■ Data supplied ■
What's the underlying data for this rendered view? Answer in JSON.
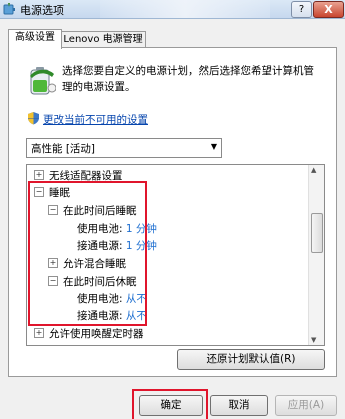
{
  "window": {
    "title": "电源选项"
  },
  "tabs": [
    {
      "label": "高级设置"
    },
    {
      "label": "Lenovo 电源管理"
    }
  ],
  "description": "选择您要自定义的电源计划，然后选择您希望计算机管理的电源设置。",
  "change_link": "更改当前不可用的设置",
  "plan_select": {
    "value": "高性能 [活动]"
  },
  "tree": {
    "rows": [
      {
        "expander": "+",
        "label": "无线适配器设置"
      },
      {
        "expander": "−",
        "label": "睡眠"
      },
      {
        "expander": "−",
        "label": "在此时间后睡眠"
      },
      {
        "label": "使用电池:",
        "value": "1 分钟"
      },
      {
        "label": "接通电源:",
        "value": "1 分钟"
      },
      {
        "expander": "+",
        "label": "允许混合睡眠"
      },
      {
        "expander": "−",
        "label": "在此时间后休眠"
      },
      {
        "label": "使用电池:",
        "value": "从不"
      },
      {
        "label": "接通电源:",
        "value": "从不"
      },
      {
        "expander": "+",
        "label": "允许使用唤醒定时器"
      }
    ]
  },
  "buttons": {
    "restore": "还原计划默认值(R)",
    "ok": "确定",
    "cancel": "取消",
    "apply": "应用(A)"
  },
  "titlebar_buttons": {
    "help": "?",
    "close": "X"
  },
  "colors": {
    "highlight": "#e0152c",
    "link": "#0645ad",
    "value": "#1e6fd0"
  }
}
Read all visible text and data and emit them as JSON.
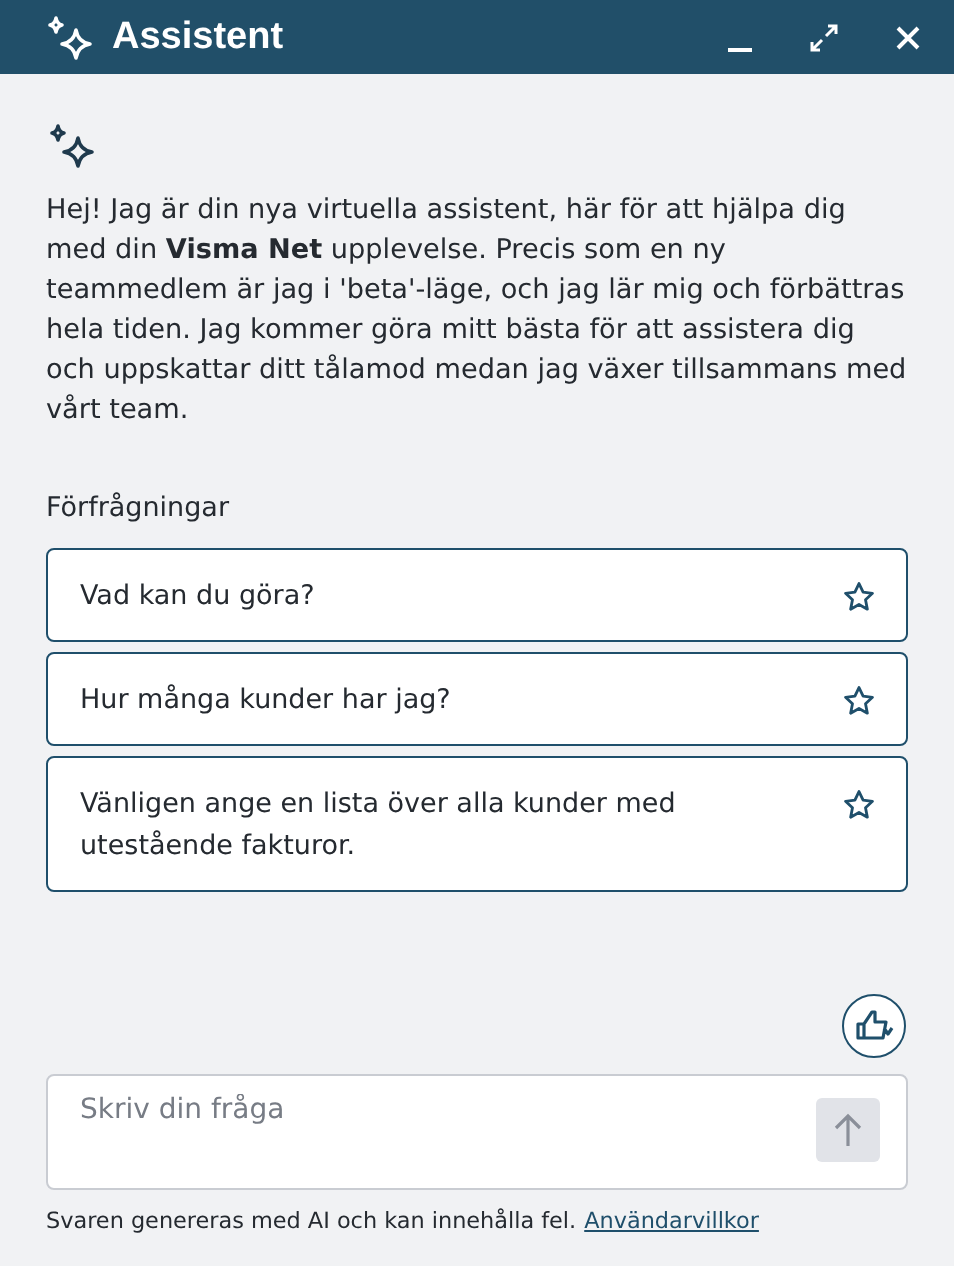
{
  "window": {
    "title": "Assistent"
  },
  "intro": "Hej! Jag är din nya virtuella assistent, här för att hjälpa dig med din **Visma Net** upplevelse. Precis som en ny teammedlem är jag i 'beta'-läge, och jag lär mig och förbättras hela tiden. Jag kommer göra mitt bästa för att assistera dig och uppskattar ditt tålamod medan jag växer tillsammans med vårt team.",
  "requests": {
    "heading": "Förfrågningar",
    "items": [
      {
        "text": "Vad kan du göra?",
        "favorite": false
      },
      {
        "text": "Hur många kunder har jag?",
        "favorite": false
      },
      {
        "text": "Vänligen ange en lista över alla kunder med utestående fakturor.",
        "favorite": false
      }
    ]
  },
  "input": {
    "placeholder": "Skriv din fråga"
  },
  "footer": {
    "text": "Svaren genereras med AI och kan innehålla fel.",
    "link": "Användarvillkor"
  }
}
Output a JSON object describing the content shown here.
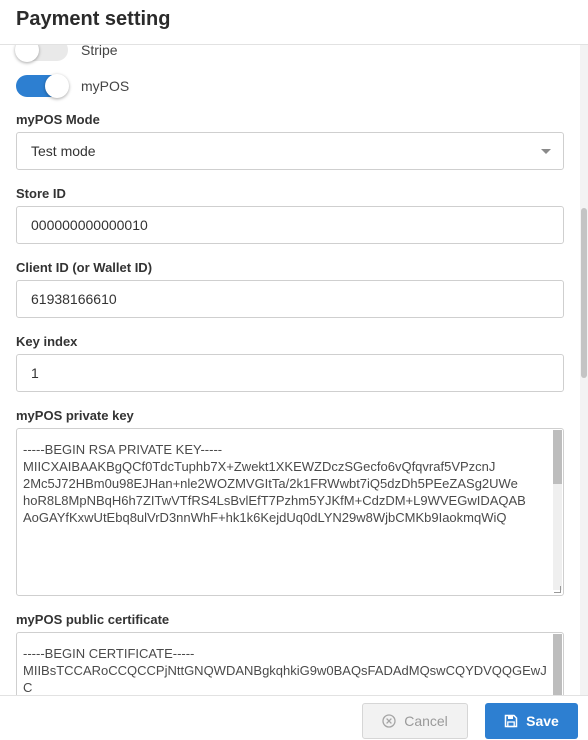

■ Prompt ■
Search the data for the string "kunder" and copy each line where it appears.

■ Output for this exercise ■
        "text": "Hur många kunder har jag?",
        "text": "Vänligen ange en lista över alla kunder med utestående fakturor.",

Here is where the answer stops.